* _TASK DIRECTIONS_
Reproduce the listing exactly, with no pictures in your copy.

* _PROVIDED RECORDS_
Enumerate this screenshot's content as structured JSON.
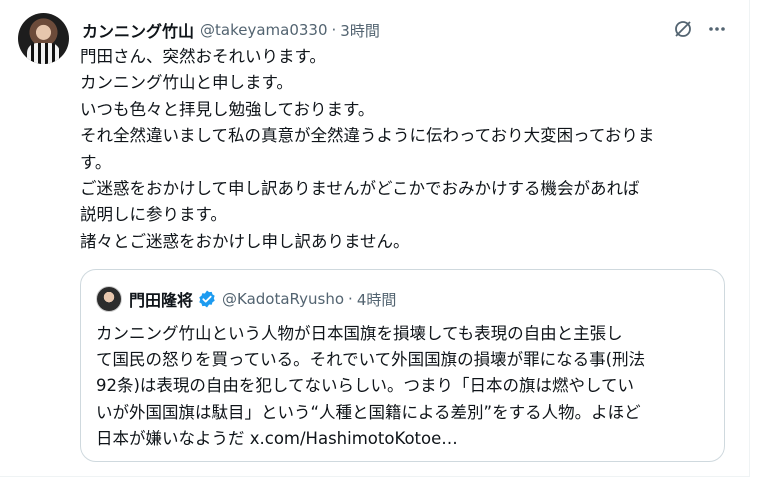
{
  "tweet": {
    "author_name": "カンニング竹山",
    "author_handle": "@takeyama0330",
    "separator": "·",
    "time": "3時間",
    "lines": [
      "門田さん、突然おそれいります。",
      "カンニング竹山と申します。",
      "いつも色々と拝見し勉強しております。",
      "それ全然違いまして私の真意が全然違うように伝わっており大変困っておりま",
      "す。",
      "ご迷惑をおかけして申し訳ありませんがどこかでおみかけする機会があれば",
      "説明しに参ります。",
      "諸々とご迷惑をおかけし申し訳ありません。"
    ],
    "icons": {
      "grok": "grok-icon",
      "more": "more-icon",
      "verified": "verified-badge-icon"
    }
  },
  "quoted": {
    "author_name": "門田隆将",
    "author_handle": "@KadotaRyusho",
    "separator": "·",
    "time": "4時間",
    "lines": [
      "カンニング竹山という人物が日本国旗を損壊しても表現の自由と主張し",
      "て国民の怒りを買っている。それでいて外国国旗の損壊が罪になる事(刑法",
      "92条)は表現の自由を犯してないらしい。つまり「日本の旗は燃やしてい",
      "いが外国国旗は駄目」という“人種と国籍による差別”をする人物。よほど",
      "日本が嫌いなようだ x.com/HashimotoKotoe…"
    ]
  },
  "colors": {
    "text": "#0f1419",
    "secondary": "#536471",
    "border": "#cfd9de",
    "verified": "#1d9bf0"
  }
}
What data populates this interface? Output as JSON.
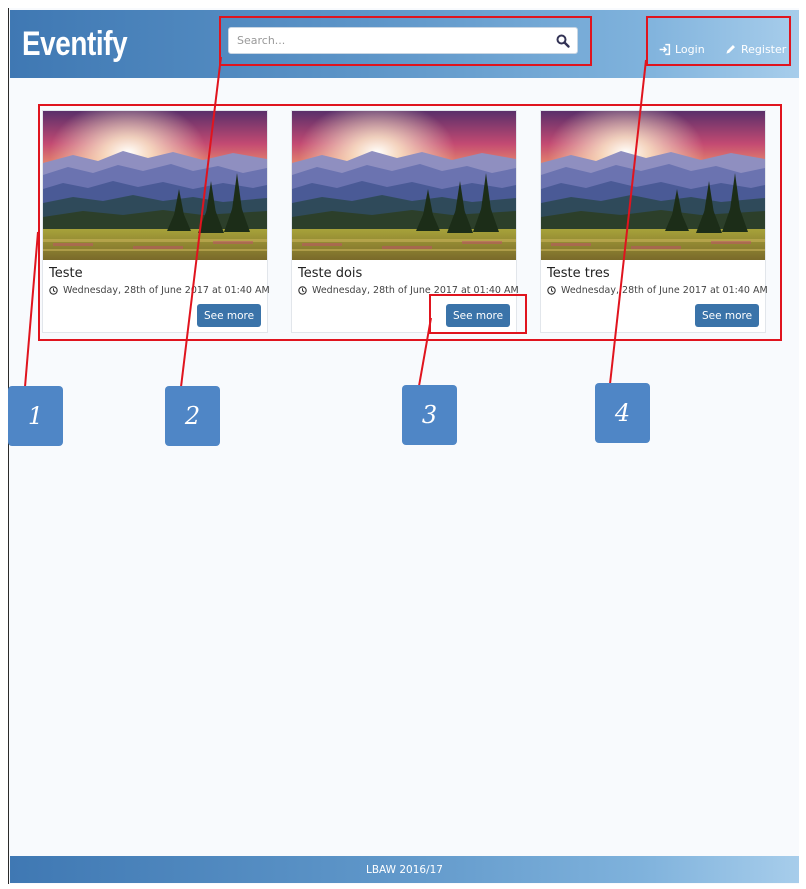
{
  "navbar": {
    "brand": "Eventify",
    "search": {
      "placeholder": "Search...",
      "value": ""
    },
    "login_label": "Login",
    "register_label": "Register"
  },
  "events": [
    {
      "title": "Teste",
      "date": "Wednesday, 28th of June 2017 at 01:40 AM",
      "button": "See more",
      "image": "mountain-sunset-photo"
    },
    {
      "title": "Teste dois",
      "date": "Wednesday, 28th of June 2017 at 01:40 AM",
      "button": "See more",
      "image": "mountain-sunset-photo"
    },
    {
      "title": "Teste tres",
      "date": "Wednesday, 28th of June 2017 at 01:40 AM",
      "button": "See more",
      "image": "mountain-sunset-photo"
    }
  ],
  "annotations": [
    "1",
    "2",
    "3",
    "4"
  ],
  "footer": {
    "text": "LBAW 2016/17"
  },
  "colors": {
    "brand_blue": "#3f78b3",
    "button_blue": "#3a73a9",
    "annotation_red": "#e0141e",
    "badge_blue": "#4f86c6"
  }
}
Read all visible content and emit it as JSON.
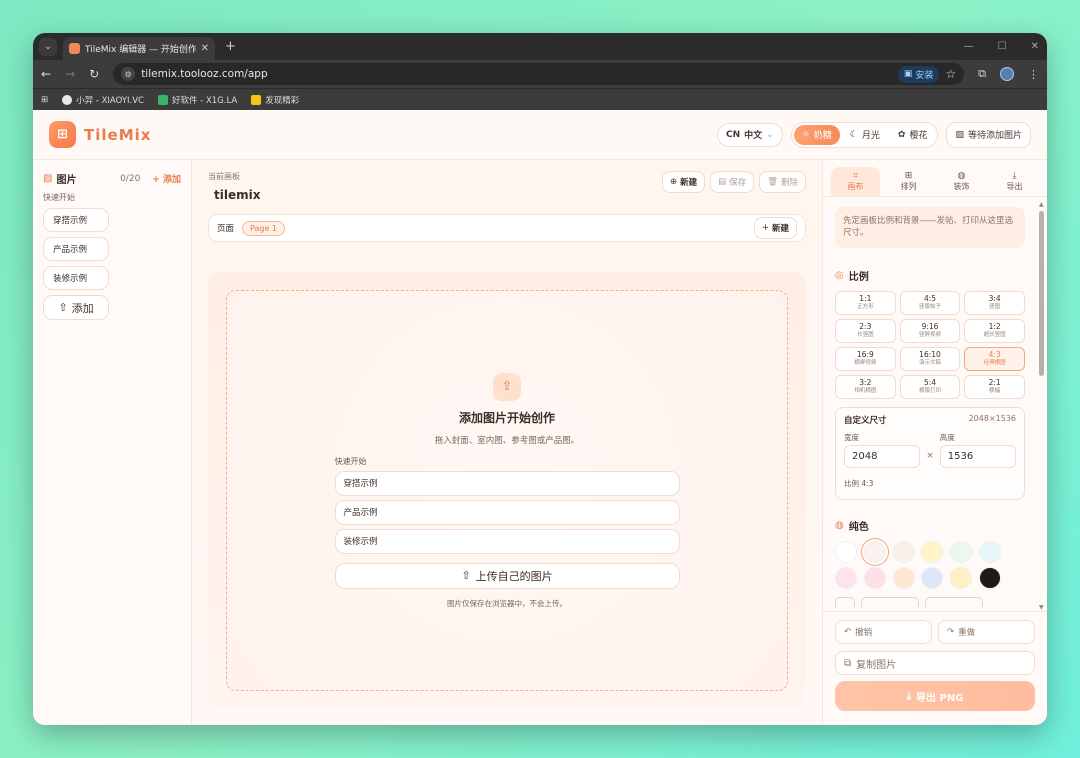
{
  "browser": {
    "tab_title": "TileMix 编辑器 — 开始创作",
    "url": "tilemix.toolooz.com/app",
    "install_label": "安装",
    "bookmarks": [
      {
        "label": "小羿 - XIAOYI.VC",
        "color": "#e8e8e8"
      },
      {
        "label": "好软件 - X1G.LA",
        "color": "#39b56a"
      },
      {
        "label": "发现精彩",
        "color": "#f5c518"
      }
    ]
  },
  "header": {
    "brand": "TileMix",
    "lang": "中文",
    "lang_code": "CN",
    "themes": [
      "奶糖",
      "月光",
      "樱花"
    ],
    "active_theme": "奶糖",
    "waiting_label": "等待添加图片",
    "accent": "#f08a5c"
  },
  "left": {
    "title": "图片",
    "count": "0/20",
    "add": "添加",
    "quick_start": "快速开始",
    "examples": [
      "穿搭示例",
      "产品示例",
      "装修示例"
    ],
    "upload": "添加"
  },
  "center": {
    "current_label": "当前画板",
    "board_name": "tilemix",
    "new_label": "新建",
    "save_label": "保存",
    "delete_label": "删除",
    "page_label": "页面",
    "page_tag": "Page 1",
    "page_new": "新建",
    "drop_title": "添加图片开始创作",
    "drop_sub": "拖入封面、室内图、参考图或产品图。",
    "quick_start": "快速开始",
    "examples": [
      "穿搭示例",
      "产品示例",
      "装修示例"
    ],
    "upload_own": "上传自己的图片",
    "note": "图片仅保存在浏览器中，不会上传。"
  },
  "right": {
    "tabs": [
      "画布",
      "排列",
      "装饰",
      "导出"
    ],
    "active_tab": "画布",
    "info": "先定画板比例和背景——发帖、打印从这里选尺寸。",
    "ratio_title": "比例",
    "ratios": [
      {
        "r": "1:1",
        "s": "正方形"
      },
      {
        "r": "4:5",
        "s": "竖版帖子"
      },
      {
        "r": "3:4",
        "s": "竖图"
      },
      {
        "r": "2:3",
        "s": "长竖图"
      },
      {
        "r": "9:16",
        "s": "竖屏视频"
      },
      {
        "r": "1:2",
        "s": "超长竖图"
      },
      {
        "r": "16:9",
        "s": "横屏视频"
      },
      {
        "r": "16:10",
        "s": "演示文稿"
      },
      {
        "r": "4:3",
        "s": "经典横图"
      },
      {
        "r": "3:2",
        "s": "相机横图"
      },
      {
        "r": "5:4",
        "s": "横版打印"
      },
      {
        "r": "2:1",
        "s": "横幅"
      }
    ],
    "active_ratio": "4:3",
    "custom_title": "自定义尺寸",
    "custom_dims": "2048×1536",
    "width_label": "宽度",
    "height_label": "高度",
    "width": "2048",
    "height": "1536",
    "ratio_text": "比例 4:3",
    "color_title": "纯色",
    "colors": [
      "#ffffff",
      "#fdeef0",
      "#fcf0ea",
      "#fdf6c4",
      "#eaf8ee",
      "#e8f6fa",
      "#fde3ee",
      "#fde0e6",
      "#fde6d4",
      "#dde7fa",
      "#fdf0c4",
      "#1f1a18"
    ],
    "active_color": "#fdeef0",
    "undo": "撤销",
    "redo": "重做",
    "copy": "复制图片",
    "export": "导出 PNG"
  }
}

* _RESULT_
Enumerate this screenshot's content as structured JSON.
{
  "tweet": {
    "author_name": "カンニング竹山",
    "author_handle": "@takeyama0330",
    "separator": "·",
    "time": "3時間",
    "lines": [
      "門田さん、突然おそれいります。",
      "カンニング竹山と申します。",
      "いつも色々と拝見し勉強しております。",
      "それ全然違いまして私の真意が全然違うように伝わっており大変困っておりま",
      "す。",
      "ご迷惑をおかけして申し訳ありませんがどこかでおみかけする機会があれば",
      "説明しに参ります。",
      "諸々とご迷惑をおかけし申し訳ありません。"
    ],
    "icons": {
      "grok": "grok-icon",
      "more": "more-icon",
      "verified": "verified-badge-icon"
    }
  },
  "quoted": {
    "author_name": "門田隆将",
    "author_handle": "@KadotaRyusho",
    "separator": "·",
    "time": "4時間",
    "lines": [
      "カンニング竹山という人物が日本国旗を損壊しても表現の自由と主張し",
      "て国民の怒りを買っている。それでいて外国国旗の損壊が罪になる事(刑法",
      "92条)は表現の自由を犯してないらしい。つまり「日本の旗は燃やしてい",
      "いが外国国旗は駄目」という“人種と国籍による差別”をする人物。よほど",
      "日本が嫌いなようだ x.com/HashimotoKotoe…"
    ]
  },
  "colors": {
    "text": "#0f1419",
    "secondary": "#536471",
    "border": "#cfd9de",
    "verified": "#1d9bf0"
  }
}
What data populates this interface? Output as JSON.
{
  "navbar": {
    "brand": "Eventify",
    "search": {
      "placeholder": "Search...",
      "value": ""
    },
    "login_label": "Login",
    "register_label": "Register"
  },
  "events": [
    {
      "title": "Teste",
      "date": "Wednesday, 28th of June 2017 at 01:40 AM",
      "button": "See more",
      "image": "mountain-sunset-photo"
    },
    {
      "title": "Teste dois",
      "date": "Wednesday, 28th of June 2017 at 01:40 AM",
      "button": "See more",
      "image": "mountain-sunset-photo"
    },
    {
      "title": "Teste tres",
      "date": "Wednesday, 28th of June 2017 at 01:40 AM",
      "button": "See more",
      "image": "mountain-sunset-photo"
    }
  ],
  "annotations": [
    "1",
    "2",
    "3",
    "4"
  ],
  "footer": {
    "text": "LBAW 2016/17"
  },
  "colors": {
    "brand_blue": "#3f78b3",
    "button_blue": "#3a73a9",
    "annotation_red": "#e0141e",
    "badge_blue": "#4f86c6"
  }
}
Read all visible content and emit it as JSON.
{
  "browser": {
    "tab_title": "TileMix 编辑器 — 开始创作",
    "url": "tilemix.toolooz.com/app",
    "install_label": "安装",
    "bookmarks": [
      {
        "label": "小羿 - XIAOYI.VC",
        "color": "#e8e8e8"
      },
      {
        "label": "好软件 - X1G.LA",
        "color": "#39b56a"
      },
      {
        "label": "发现精彩",
        "color": "#f5c518"
      }
    ]
  },
  "header": {
    "brand": "TileMix",
    "lang": "中文",
    "lang_code": "CN",
    "themes": [
      "奶糖",
      "月光",
      "樱花"
    ],
    "active_theme": "奶糖",
    "waiting_label": "等待添加图片",
    "accent": "#f08a5c"
  },
  "left": {
    "title": "图片",
    "count": "0/20",
    "add": "添加",
    "quick_start": "快速开始",
    "examples": [
      "穿搭示例",
      "产品示例",
      "装修示例"
    ],
    "upload": "添加"
  },
  "center": {
    "current_label": "当前画板",
    "board_name": "tilemix",
    "new_label": "新建",
    "save_label": "保存",
    "delete_label": "删除",
    "page_label": "页面",
    "page_tag": "Page 1",
    "page_new": "新建",
    "drop_title": "添加图片开始创作",
    "drop_sub": "拖入封面、室内图、参考图或产品图。",
    "quick_start": "快速开始",
    "examples": [
      "穿搭示例",
      "产品示例",
      "装修示例"
    ],
    "upload_own": "上传自己的图片",
    "note": "图片仅保存在浏览器中，不会上传。"
  },
  "right": {
    "tabs": [
      "画布",
      "排列",
      "装饰",
      "导出"
    ],
    "active_tab": "画布",
    "info": "先定画板比例和背景——发帖、打印从这里选尺寸。",
    "ratio_title": "比例",
    "ratios": [
      {
        "r": "1:1",
        "s": "正方形"
      },
      {
        "r": "4:5",
        "s": "竖版帖子"
      },
      {
        "r": "3:4",
        "s": "竖图"
      },
      {
        "r": "2:3",
        "s": "长竖图"
      },
      {
        "r": "9:16",
        "s": "竖屏视频"
      },
      {
        "r": "1:2",
        "s": "超长竖图"
      },
      {
        "r": "16:9",
        "s": "横屏视频"
      },
      {
        "r": "16:10",
        "s": "演示文稿"
      },
      {
        "r": "4:3",
        "s": "经典横图"
      },
      {
        "r": "3:2",
        "s": "相机横图"
      },
      {
        "r": "5:4",
        "s": "横版打印"
      },
      {
        "r": "2:1",
        "s": "横幅"
      }
    ],
    "active_ratio": "4:3",
    "custom_title": "自定义尺寸",
    "custom_dims": "2048×1536",
    "width_label": "宽度",
    "height_label": "高度",
    "width": "2048",
    "height": "1536",
    "ratio_text": "比例 4:3",
    "color_title": "纯色",
    "colors": [
      "#ffffff",
      "#fdeef0",
      "#fcf0ea",
      "#fdf6c4",
      "#eaf8ee",
      "#e8f6fa",
      "#fde3ee",
      "#fde0e6",
      "#fde6d4",
      "#dde7fa",
      "#fdf0c4",
      "#1f1a18"
    ],
    "active_color": "#fdeef0",
    "undo": "撤销",
    "redo": "重做",
    "copy": "复制图片",
    "export": "导出 PNG"
  }
}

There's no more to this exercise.